Directions for this task: Write the records below out in full, character for character, with no pictures.
________________________
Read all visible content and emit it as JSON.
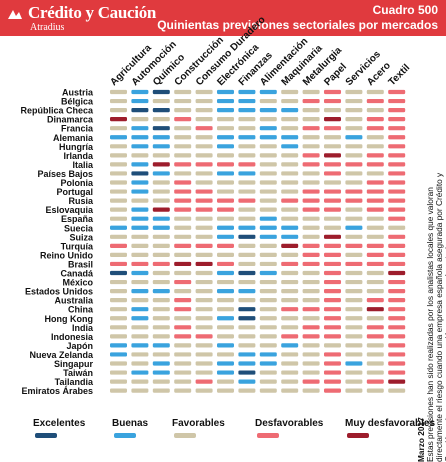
{
  "header": {
    "brand_name": "Crédito y Caución",
    "brand_sub": "Atradius",
    "chart_tag": "Cuadro 500",
    "title": "Quinientas previsiones sectoriales por mercados"
  },
  "note": {
    "date": "Marzo 2017",
    "text": "Estas previsiones han sido realizadas por los analistas locales que valoran directamente el riesgo cuando una empresa española asegurada por Crédito y Caución quiere cerrar una operación en un mercado exterior."
  },
  "legend": [
    {
      "label": "Excelentes",
      "level": 0
    },
    {
      "label": "Buenas",
      "level": 1
    },
    {
      "label": "Favorables",
      "level": 2
    },
    {
      "label": "Desfavorables",
      "level": 3
    },
    {
      "label": "Muy desfavorables",
      "level": 4
    }
  ],
  "colors": {
    "header": "#e03a3e",
    "levels": [
      "#1f4e79",
      "#3aa3de",
      "#cfc6a8",
      "#ee6b73",
      "#9d1d2c"
    ]
  },
  "chart_data": {
    "type": "heatmap",
    "levels": [
      "Excelentes",
      "Buenas",
      "Favorables",
      "Desfavorables",
      "Muy desfavorables"
    ],
    "sectors": [
      "Agricultura",
      "Automoción",
      "Químico",
      "Construcción",
      "Consumo Duradero",
      "Electrónica",
      "Finanzas",
      "Alimentación",
      "Maquinaria",
      "Metalurgia",
      "Papel",
      "Servicios",
      "Acero",
      "Textil"
    ],
    "countries": [
      "Austria",
      "Bélgica",
      "República Checa",
      "Dinamarca",
      "Francia",
      "Alemania",
      "Hungría",
      "Irlanda",
      "Italia",
      "Países Bajos",
      "Polonia",
      "Portugal",
      "Rusia",
      "Eslovaquia",
      "España",
      "Suecia",
      "Suiza",
      "Turquía",
      "Reino Unido",
      "Brasil",
      "Canadá",
      "México",
      "Estados Unidos",
      "Australia",
      "China",
      "Hong Kong",
      "India",
      "Indonesia",
      "Japón",
      "Nueva Zelanda",
      "Singapur",
      "Taiwán",
      "Tailandia",
      "Emiratos Árabes"
    ],
    "values": [
      [
        2,
        1,
        0,
        2,
        2,
        1,
        1,
        1,
        2,
        2,
        3,
        2,
        2,
        3
      ],
      [
        2,
        1,
        2,
        2,
        2,
        1,
        1,
        2,
        2,
        3,
        3,
        2,
        3,
        3
      ],
      [
        2,
        0,
        0,
        2,
        2,
        1,
        1,
        1,
        1,
        2,
        2,
        2,
        2,
        3
      ],
      [
        4,
        2,
        2,
        3,
        2,
        2,
        2,
        2,
        2,
        2,
        4,
        2,
        3,
        3
      ],
      [
        2,
        1,
        0,
        2,
        3,
        2,
        2,
        1,
        2,
        3,
        3,
        2,
        3,
        3
      ],
      [
        1,
        1,
        1,
        2,
        2,
        1,
        1,
        1,
        1,
        2,
        2,
        1,
        2,
        3
      ],
      [
        2,
        1,
        1,
        2,
        2,
        1,
        2,
        2,
        1,
        2,
        2,
        2,
        2,
        3
      ],
      [
        2,
        2,
        2,
        2,
        2,
        2,
        2,
        2,
        2,
        3,
        4,
        2,
        3,
        3
      ],
      [
        2,
        1,
        4,
        3,
        3,
        3,
        3,
        2,
        2,
        3,
        3,
        3,
        3,
        3
      ],
      [
        2,
        0,
        1,
        2,
        2,
        1,
        1,
        2,
        2,
        2,
        3,
        2,
        2,
        3
      ],
      [
        2,
        1,
        2,
        3,
        2,
        2,
        2,
        2,
        2,
        2,
        2,
        2,
        3,
        3
      ],
      [
        2,
        1,
        2,
        3,
        3,
        2,
        2,
        2,
        2,
        3,
        3,
        3,
        3,
        3
      ],
      [
        2,
        2,
        2,
        3,
        3,
        3,
        3,
        2,
        3,
        3,
        3,
        3,
        3,
        3
      ],
      [
        2,
        1,
        4,
        3,
        3,
        3,
        2,
        2,
        2,
        3,
        3,
        2,
        3,
        3
      ],
      [
        2,
        1,
        1,
        2,
        2,
        2,
        2,
        1,
        2,
        2,
        2,
        2,
        2,
        3
      ],
      [
        1,
        1,
        1,
        2,
        2,
        1,
        1,
        1,
        1,
        2,
        2,
        1,
        2,
        2
      ],
      [
        2,
        2,
        2,
        2,
        2,
        1,
        0,
        1,
        1,
        2,
        4,
        2,
        2,
        3
      ],
      [
        3,
        2,
        2,
        3,
        3,
        3,
        2,
        2,
        4,
        3,
        3,
        3,
        3,
        3
      ],
      [
        2,
        2,
        2,
        2,
        2,
        2,
        2,
        2,
        2,
        3,
        3,
        2,
        3,
        3
      ],
      [
        3,
        3,
        3,
        4,
        4,
        3,
        2,
        2,
        3,
        3,
        3,
        3,
        3,
        3
      ],
      [
        0,
        1,
        2,
        2,
        2,
        1,
        0,
        1,
        2,
        2,
        3,
        2,
        2,
        4
      ],
      [
        2,
        2,
        2,
        3,
        2,
        2,
        2,
        2,
        2,
        2,
        3,
        2,
        2,
        3
      ],
      [
        2,
        1,
        1,
        2,
        2,
        1,
        1,
        2,
        2,
        2,
        3,
        2,
        2,
        3
      ],
      [
        2,
        2,
        2,
        3,
        2,
        2,
        2,
        2,
        2,
        2,
        3,
        2,
        3,
        3
      ],
      [
        2,
        1,
        2,
        3,
        2,
        2,
        0,
        2,
        3,
        3,
        3,
        2,
        4,
        3
      ],
      [
        2,
        1,
        2,
        2,
        2,
        1,
        0,
        2,
        2,
        2,
        3,
        2,
        2,
        3
      ],
      [
        2,
        2,
        2,
        3,
        2,
        2,
        2,
        2,
        2,
        3,
        3,
        2,
        3,
        3
      ],
      [
        2,
        2,
        2,
        3,
        3,
        2,
        2,
        2,
        3,
        3,
        3,
        2,
        3,
        3
      ],
      [
        1,
        1,
        1,
        2,
        2,
        1,
        2,
        2,
        1,
        2,
        2,
        2,
        2,
        3
      ],
      [
        1,
        2,
        2,
        2,
        2,
        2,
        1,
        1,
        2,
        2,
        3,
        2,
        2,
        3
      ],
      [
        2,
        2,
        1,
        2,
        2,
        1,
        1,
        1,
        2,
        2,
        3,
        1,
        2,
        3
      ],
      [
        2,
        1,
        1,
        2,
        2,
        1,
        0,
        2,
        2,
        2,
        3,
        2,
        2,
        3
      ],
      [
        2,
        2,
        2,
        2,
        3,
        2,
        1,
        2,
        2,
        3,
        3,
        2,
        3,
        4
      ],
      [
        2,
        2,
        2,
        2,
        2,
        2,
        2,
        2,
        2,
        2,
        3,
        2,
        2,
        2
      ]
    ]
  }
}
________________________
Solved exercise:
Read all visible content and emit it as JSON.
{
  "header": {
    "brand_name": "Crédito y Caución",
    "brand_sub": "Atradius",
    "chart_tag": "Cuadro 500",
    "title": "Quinientas previsiones sectoriales por mercados"
  },
  "note": {
    "date": "Marzo 2017",
    "text": "Estas previsiones han sido realizadas por los analistas locales que valoran directamente el riesgo cuando una empresa española asegurada por Crédito y Caución quiere cerrar una operación en un mercado exterior."
  },
  "legend": [
    {
      "label": "Excelentes",
      "level": 0
    },
    {
      "label": "Buenas",
      "level": 1
    },
    {
      "label": "Favorables",
      "level": 2
    },
    {
      "label": "Desfavorables",
      "level": 3
    },
    {
      "label": "Muy desfavorables",
      "level": 4
    }
  ],
  "colors": {
    "header": "#e03a3e",
    "levels": [
      "#1f4e79",
      "#3aa3de",
      "#cfc6a8",
      "#ee6b73",
      "#9d1d2c"
    ]
  },
  "chart_data": {
    "type": "heatmap",
    "levels": [
      "Excelentes",
      "Buenas",
      "Favorables",
      "Desfavorables",
      "Muy desfavorables"
    ],
    "sectors": [
      "Agricultura",
      "Automoción",
      "Químico",
      "Construcción",
      "Consumo Duradero",
      "Electrónica",
      "Finanzas",
      "Alimentación",
      "Maquinaria",
      "Metalurgia",
      "Papel",
      "Servicios",
      "Acero",
      "Textil"
    ],
    "countries": [
      "Austria",
      "Bélgica",
      "República Checa",
      "Dinamarca",
      "Francia",
      "Alemania",
      "Hungría",
      "Irlanda",
      "Italia",
      "Países Bajos",
      "Polonia",
      "Portugal",
      "Rusia",
      "Eslovaquia",
      "España",
      "Suecia",
      "Suiza",
      "Turquía",
      "Reino Unido",
      "Brasil",
      "Canadá",
      "México",
      "Estados Unidos",
      "Australia",
      "China",
      "Hong Kong",
      "India",
      "Indonesia",
      "Japón",
      "Nueva Zelanda",
      "Singapur",
      "Taiwán",
      "Tailandia",
      "Emiratos Árabes"
    ],
    "values": [
      [
        2,
        1,
        0,
        2,
        2,
        1,
        1,
        1,
        2,
        2,
        3,
        2,
        2,
        3
      ],
      [
        2,
        1,
        2,
        2,
        2,
        1,
        1,
        2,
        2,
        3,
        3,
        2,
        3,
        3
      ],
      [
        2,
        0,
        0,
        2,
        2,
        1,
        1,
        1,
        1,
        2,
        2,
        2,
        2,
        3
      ],
      [
        4,
        2,
        2,
        3,
        2,
        2,
        2,
        2,
        2,
        2,
        4,
        2,
        3,
        3
      ],
      [
        2,
        1,
        0,
        2,
        3,
        2,
        2,
        1,
        2,
        3,
        3,
        2,
        3,
        3
      ],
      [
        1,
        1,
        1,
        2,
        2,
        1,
        1,
        1,
        1,
        2,
        2,
        1,
        2,
        3
      ],
      [
        2,
        1,
        1,
        2,
        2,
        1,
        2,
        2,
        1,
        2,
        2,
        2,
        2,
        3
      ],
      [
        2,
        2,
        2,
        2,
        2,
        2,
        2,
        2,
        2,
        3,
        4,
        2,
        3,
        3
      ],
      [
        2,
        1,
        4,
        3,
        3,
        3,
        3,
        2,
        2,
        3,
        3,
        3,
        3,
        3
      ],
      [
        2,
        0,
        1,
        2,
        2,
        1,
        1,
        2,
        2,
        2,
        3,
        2,
        2,
        3
      ],
      [
        2,
        1,
        2,
        3,
        2,
        2,
        2,
        2,
        2,
        2,
        2,
        2,
        3,
        3
      ],
      [
        2,
        1,
        2,
        3,
        3,
        2,
        2,
        2,
        2,
        3,
        3,
        3,
        3,
        3
      ],
      [
        2,
        2,
        2,
        3,
        3,
        3,
        3,
        2,
        3,
        3,
        3,
        3,
        3,
        3
      ],
      [
        2,
        1,
        4,
        3,
        3,
        3,
        2,
        2,
        2,
        3,
        3,
        2,
        3,
        3
      ],
      [
        2,
        1,
        1,
        2,
        2,
        2,
        2,
        1,
        2,
        2,
        2,
        2,
        2,
        3
      ],
      [
        1,
        1,
        1,
        2,
        2,
        1,
        1,
        1,
        1,
        2,
        2,
        1,
        2,
        2
      ],
      [
        2,
        2,
        2,
        2,
        2,
        1,
        0,
        1,
        1,
        2,
        4,
        2,
        2,
        3
      ],
      [
        3,
        2,
        2,
        3,
        3,
        3,
        2,
        2,
        4,
        3,
        3,
        3,
        3,
        3
      ],
      [
        2,
        2,
        2,
        2,
        2,
        2,
        2,
        2,
        2,
        3,
        3,
        2,
        3,
        3
      ],
      [
        3,
        3,
        3,
        4,
        4,
        3,
        2,
        2,
        3,
        3,
        3,
        3,
        3,
        3
      ],
      [
        0,
        1,
        2,
        2,
        2,
        1,
        0,
        1,
        2,
        2,
        3,
        2,
        2,
        4
      ],
      [
        2,
        2,
        2,
        3,
        2,
        2,
        2,
        2,
        2,
        2,
        3,
        2,
        2,
        3
      ],
      [
        2,
        1,
        1,
        2,
        2,
        1,
        1,
        2,
        2,
        2,
        3,
        2,
        2,
        3
      ],
      [
        2,
        2,
        2,
        3,
        2,
        2,
        2,
        2,
        2,
        2,
        3,
        2,
        3,
        3
      ],
      [
        2,
        1,
        2,
        3,
        2,
        2,
        0,
        2,
        3,
        3,
        3,
        2,
        4,
        3
      ],
      [
        2,
        1,
        2,
        2,
        2,
        1,
        0,
        2,
        2,
        2,
        3,
        2,
        2,
        3
      ],
      [
        2,
        2,
        2,
        3,
        2,
        2,
        2,
        2,
        2,
        3,
        3,
        2,
        3,
        3
      ],
      [
        2,
        2,
        2,
        3,
        3,
        2,
        2,
        2,
        3,
        3,
        3,
        2,
        3,
        3
      ],
      [
        1,
        1,
        1,
        2,
        2,
        1,
        2,
        2,
        1,
        2,
        2,
        2,
        2,
        3
      ],
      [
        1,
        2,
        2,
        2,
        2,
        2,
        1,
        1,
        2,
        2,
        3,
        2,
        2,
        3
      ],
      [
        2,
        2,
        1,
        2,
        2,
        1,
        1,
        1,
        2,
        2,
        3,
        1,
        2,
        3
      ],
      [
        2,
        1,
        1,
        2,
        2,
        1,
        0,
        2,
        2,
        2,
        3,
        2,
        2,
        3
      ],
      [
        2,
        2,
        2,
        2,
        3,
        2,
        1,
        2,
        2,
        3,
        3,
        2,
        3,
        4
      ],
      [
        2,
        2,
        2,
        2,
        2,
        2,
        2,
        2,
        2,
        2,
        3,
        2,
        2,
        2
      ]
    ]
  }
}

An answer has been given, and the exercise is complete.